(Brief): Look through the records that follow. Copy every line containing the word "play".

(Rows):
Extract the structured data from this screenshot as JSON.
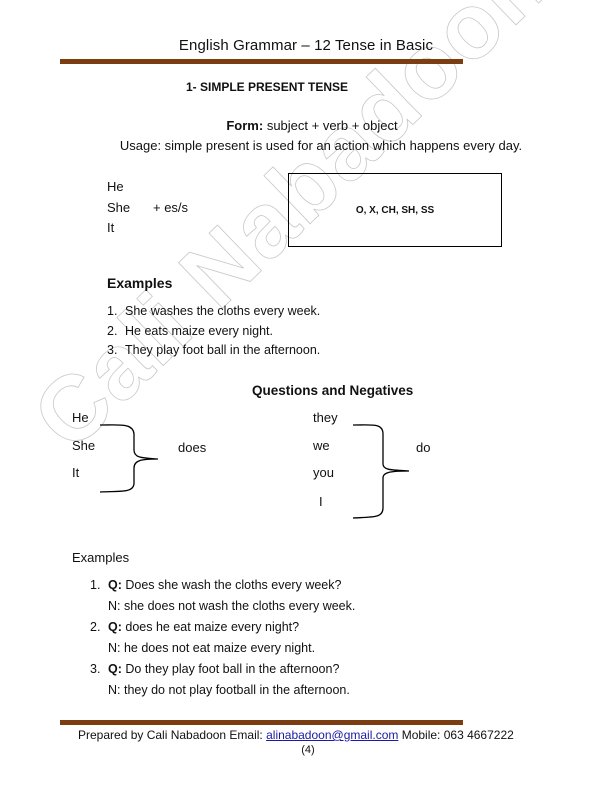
{
  "header": {
    "title": "English Grammar – 12 Tense in Basic"
  },
  "section": {
    "title": "1- SIMPLE PRESENT TENSE",
    "form_label": "Form:",
    "form_text": " subject + verb + object",
    "usage_text": "Usage: simple present is used for an action which happens every day."
  },
  "rule": {
    "pronouns": [
      "He",
      "She",
      "It"
    ],
    "suffix": "+ es/s",
    "endings_box": "O, X, CH, SH, SS"
  },
  "examples": {
    "heading": "Examples",
    "items": [
      {
        "num": "1.",
        "text": "She washes the cloths every week."
      },
      {
        "num": "2.",
        "text": "He eats maize every night."
      },
      {
        "num": "3.",
        "text": "They play foot ball in the afternoon."
      }
    ]
  },
  "questions_negatives": {
    "heading": "Questions and Negatives",
    "group1_pronouns": [
      "He",
      "She",
      "It"
    ],
    "group1_aux": "does",
    "group2_pronouns": [
      "they",
      "we",
      "you",
      "I"
    ],
    "group2_aux": "do"
  },
  "qn_examples": {
    "heading": "Examples",
    "items": [
      {
        "num": "1.",
        "q_label": "Q:",
        "q_text": " Does she wash the cloths every week?",
        "n_text": "N: she does not wash the cloths every week."
      },
      {
        "num": "2.",
        "q_label": "Q:",
        "q_text": " does he eat maize every night?",
        "n_text": "N: he does not eat maize every night."
      },
      {
        "num": "3.",
        "q_label": "Q:",
        "q_text": " Do they play foot ball in the afternoon?",
        "n_text": "N: they do not play football in the afternoon."
      }
    ]
  },
  "watermark": {
    "text": "Cali Nabadoon"
  },
  "footer": {
    "prepared_by": "Prepared by Cali Nabadoon Email: ",
    "email": "alinabadoon@gmail.com",
    "mobile": " Mobile: 063  4667222",
    "page_number": "(4)"
  },
  "colors": {
    "rule": "#7a3e12",
    "link": "#1a1aa6"
  }
}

(Exercise output):
        "text": "They play foot ball in the afternoon."
        "q_text": " Do they play foot ball in the afternoon?",
        "n_text": "N: they do not play football in the afternoon."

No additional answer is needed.